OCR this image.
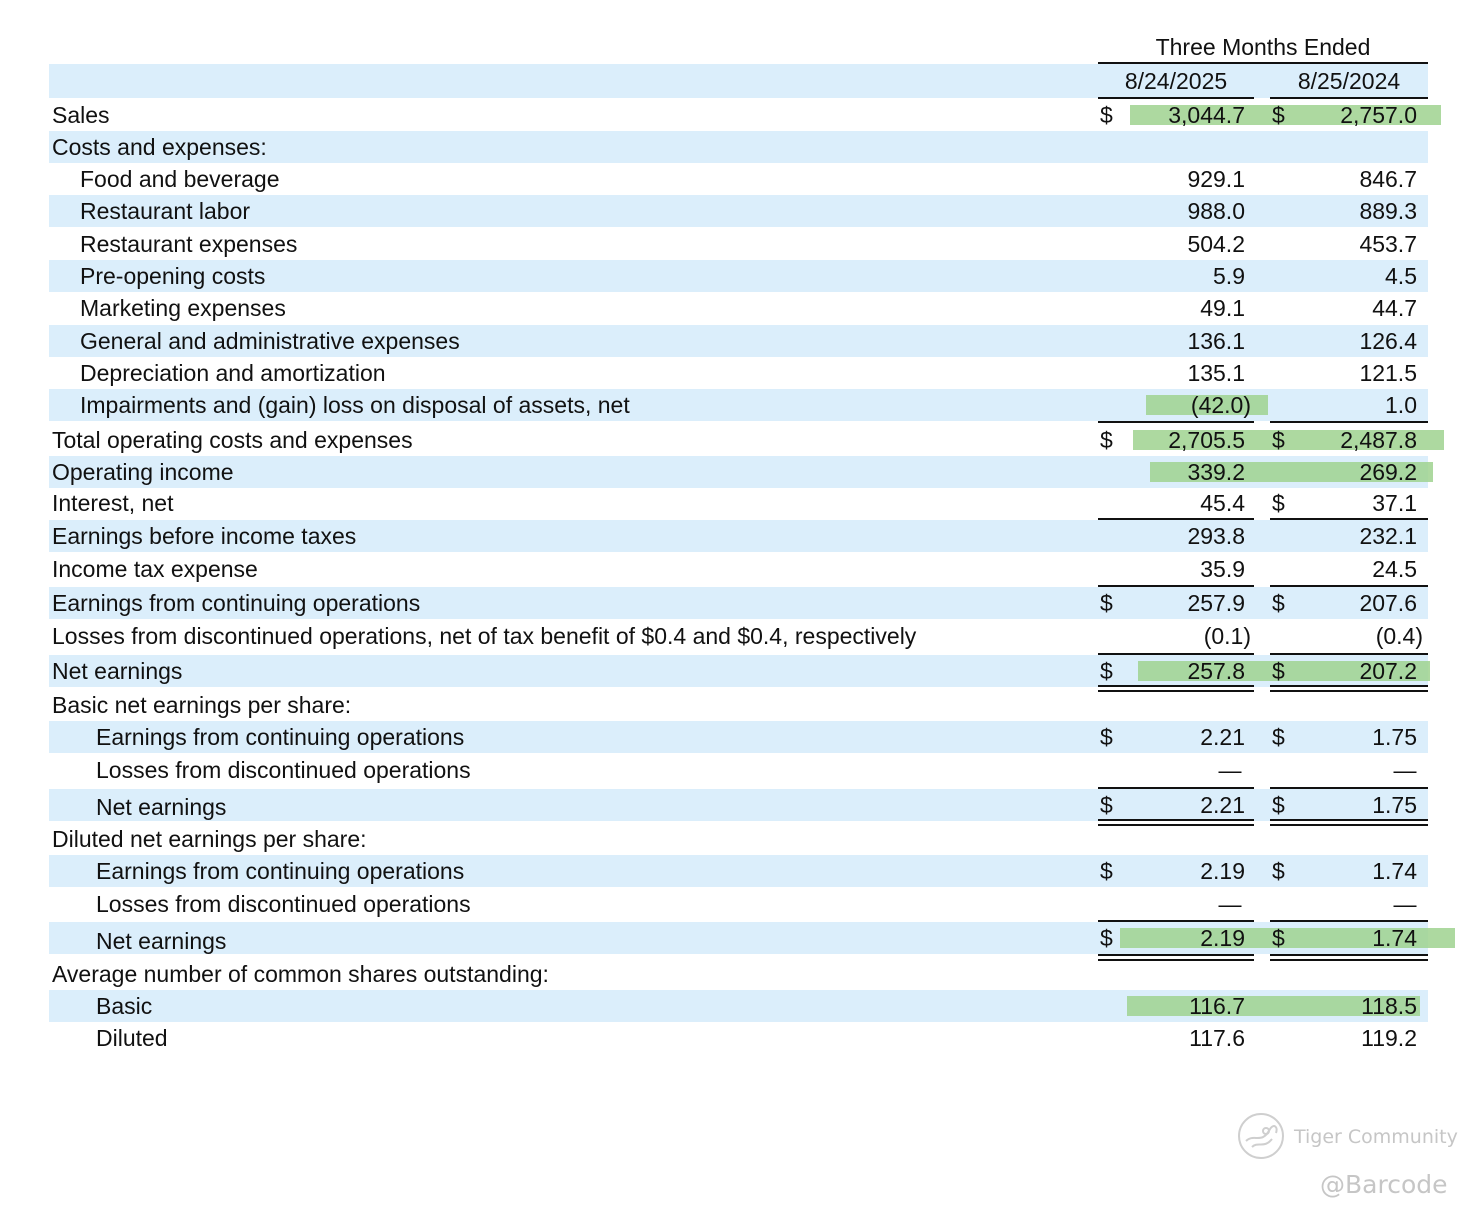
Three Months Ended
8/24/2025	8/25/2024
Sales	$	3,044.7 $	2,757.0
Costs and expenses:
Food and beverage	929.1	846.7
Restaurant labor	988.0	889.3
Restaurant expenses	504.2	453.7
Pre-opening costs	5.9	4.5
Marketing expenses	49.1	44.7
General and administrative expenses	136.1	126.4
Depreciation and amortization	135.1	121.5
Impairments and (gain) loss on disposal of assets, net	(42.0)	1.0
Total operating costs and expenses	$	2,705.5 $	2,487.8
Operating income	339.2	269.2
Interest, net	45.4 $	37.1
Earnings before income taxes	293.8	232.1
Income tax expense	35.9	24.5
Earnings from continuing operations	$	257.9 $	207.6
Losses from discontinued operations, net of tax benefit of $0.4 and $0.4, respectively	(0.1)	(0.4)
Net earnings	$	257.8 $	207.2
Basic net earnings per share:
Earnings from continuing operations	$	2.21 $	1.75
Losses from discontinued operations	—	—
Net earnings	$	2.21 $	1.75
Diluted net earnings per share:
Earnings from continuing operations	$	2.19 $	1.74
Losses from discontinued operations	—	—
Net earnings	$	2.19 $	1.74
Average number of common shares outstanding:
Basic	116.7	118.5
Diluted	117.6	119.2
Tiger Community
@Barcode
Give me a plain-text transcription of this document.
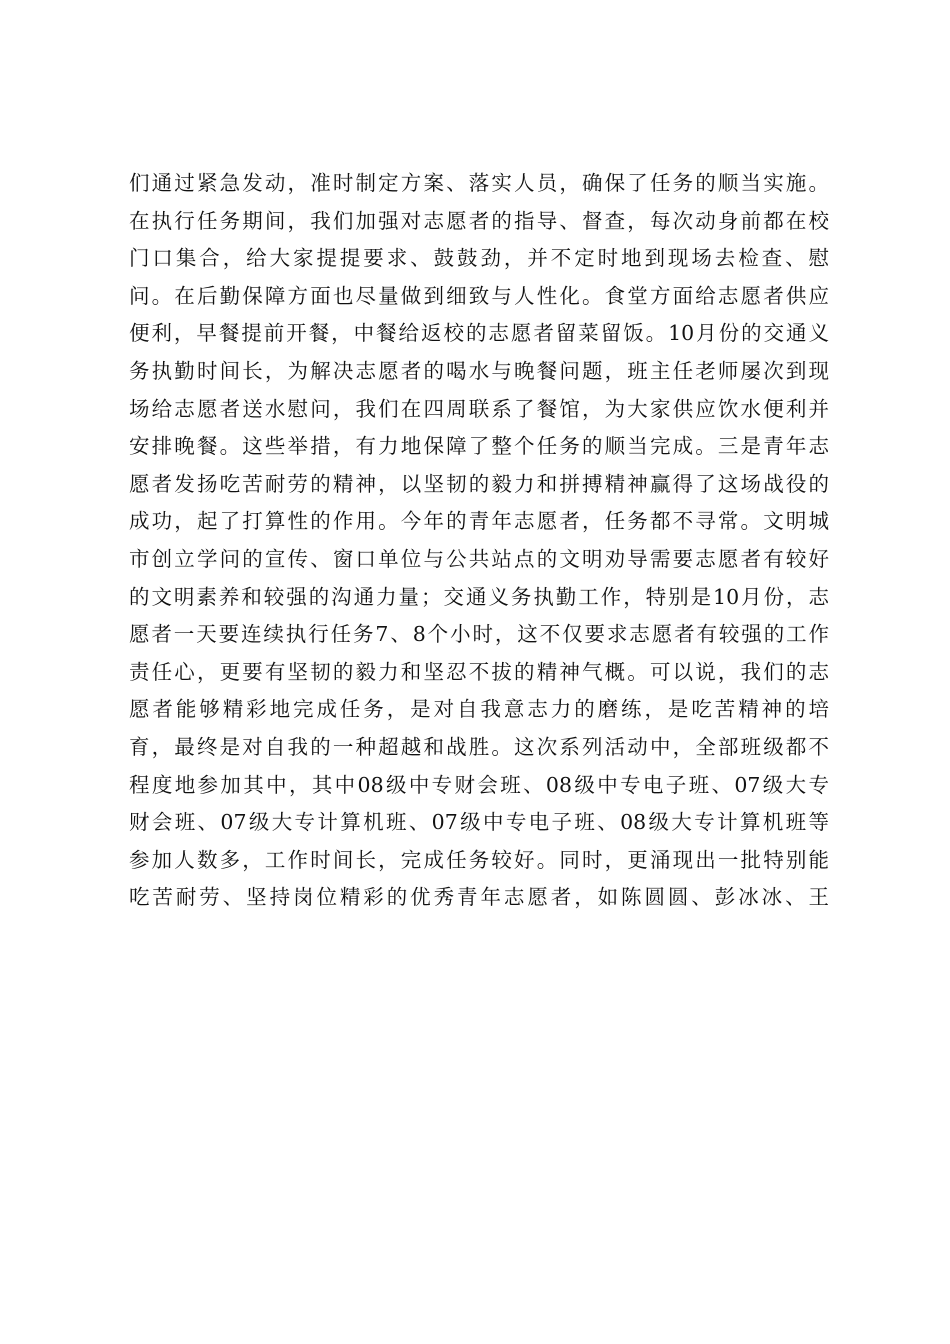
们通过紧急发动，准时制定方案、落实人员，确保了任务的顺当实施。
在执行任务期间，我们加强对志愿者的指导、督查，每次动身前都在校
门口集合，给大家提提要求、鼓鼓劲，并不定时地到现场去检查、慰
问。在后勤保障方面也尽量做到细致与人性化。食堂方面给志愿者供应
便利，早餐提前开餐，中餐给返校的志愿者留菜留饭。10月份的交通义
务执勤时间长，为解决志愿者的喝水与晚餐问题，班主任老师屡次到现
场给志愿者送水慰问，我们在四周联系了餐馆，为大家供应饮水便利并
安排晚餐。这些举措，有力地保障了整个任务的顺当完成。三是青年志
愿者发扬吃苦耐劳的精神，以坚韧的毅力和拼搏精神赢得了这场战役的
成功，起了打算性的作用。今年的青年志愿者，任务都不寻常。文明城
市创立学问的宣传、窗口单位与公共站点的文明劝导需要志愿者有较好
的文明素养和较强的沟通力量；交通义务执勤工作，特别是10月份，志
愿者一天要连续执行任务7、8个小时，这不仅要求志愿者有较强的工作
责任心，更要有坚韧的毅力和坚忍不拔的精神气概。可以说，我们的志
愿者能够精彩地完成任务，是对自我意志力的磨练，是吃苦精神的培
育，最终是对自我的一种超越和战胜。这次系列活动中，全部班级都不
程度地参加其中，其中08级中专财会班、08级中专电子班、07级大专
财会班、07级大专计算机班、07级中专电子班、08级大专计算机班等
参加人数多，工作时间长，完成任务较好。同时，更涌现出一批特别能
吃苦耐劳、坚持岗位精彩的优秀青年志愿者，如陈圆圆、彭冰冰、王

> [TASK INSTRUCTIONS]
The pictures should not appear in the copy; every other part of the records above must be returned exactly.

> [COMPLETE RESPONSE]
OCR this image.
Three Months Ended
8/24/2025	8/25/2024
Sales	$	3,044.7 $	2,757.0
Costs and expenses:
Food and beverage	929.1	846.7
Restaurant labor	988.0	889.3
Restaurant expenses	504.2	453.7
Pre-opening costs	5.9	4.5
Marketing expenses	49.1	44.7
General and administrative expenses	136.1	126.4
Depreciation and amortization	135.1	121.5
Impairments and (gain) loss on disposal of assets, net	(42.0)	1.0
Total operating costs and expenses	$	2,705.5 $	2,487.8
Operating income	339.2	269.2
Interest, net	45.4 $	37.1
Earnings before income taxes	293.8	232.1
Income tax expense	35.9	24.5
Earnings from continuing operations	$	257.9 $	207.6
Losses from discontinued operations, net of tax benefit of $0.4 and $0.4, respectively	(0.1)	(0.4)
Net earnings	$	257.8 $	207.2
Basic net earnings per share:
Earnings from continuing operations	$	2.21 $	1.75
Losses from discontinued operations	—	—
Net earnings	$	2.21 $	1.75
Diluted net earnings per share:
Earnings from continuing operations	$	2.19 $	1.74
Losses from discontinued operations	—	—
Net earnings	$	2.19 $	1.74
Average number of common shares outstanding:
Basic	116.7	118.5
Diluted	117.6	119.2
Tiger Community
@Barcode
Give me a plain-text transcription of this document.
们通过紧急发动，准时制定方案、落实人员，确保了任务的顺当实施。
在执行任务期间，我们加强对志愿者的指导、督查，每次动身前都在校
门口集合，给大家提提要求、鼓鼓劲，并不定时地到现场去检查、慰
问。在后勤保障方面也尽量做到细致与人性化。食堂方面给志愿者供应
便利，早餐提前开餐，中餐给返校的志愿者留菜留饭。10月份的交通义
务执勤时间长，为解决志愿者的喝水与晚餐问题，班主任老师屡次到现
场给志愿者送水慰问，我们在四周联系了餐馆，为大家供应饮水便利并
安排晚餐。这些举措，有力地保障了整个任务的顺当完成。三是青年志
愿者发扬吃苦耐劳的精神，以坚韧的毅力和拼搏精神赢得了这场战役的
成功，起了打算性的作用。今年的青年志愿者，任务都不寻常。文明城
市创立学问的宣传、窗口单位与公共站点的文明劝导需要志愿者有较好
的文明素养和较强的沟通力量；交通义务执勤工作，特别是10月份，志
愿者一天要连续执行任务7、8个小时，这不仅要求志愿者有较强的工作
责任心，更要有坚韧的毅力和坚忍不拔的精神气概。可以说，我们的志
愿者能够精彩地完成任务，是对自我意志力的磨练，是吃苦精神的培
育，最终是对自我的一种超越和战胜。这次系列活动中，全部班级都不
程度地参加其中，其中08级中专财会班、08级中专电子班、07级大专
财会班、07级大专计算机班、07级中专电子班、08级大专计算机班等
参加人数多，工作时间长，完成任务较好。同时，更涌现出一批特别能
吃苦耐劳、坚持岗位精彩的优秀青年志愿者，如陈圆圆、彭冰冰、王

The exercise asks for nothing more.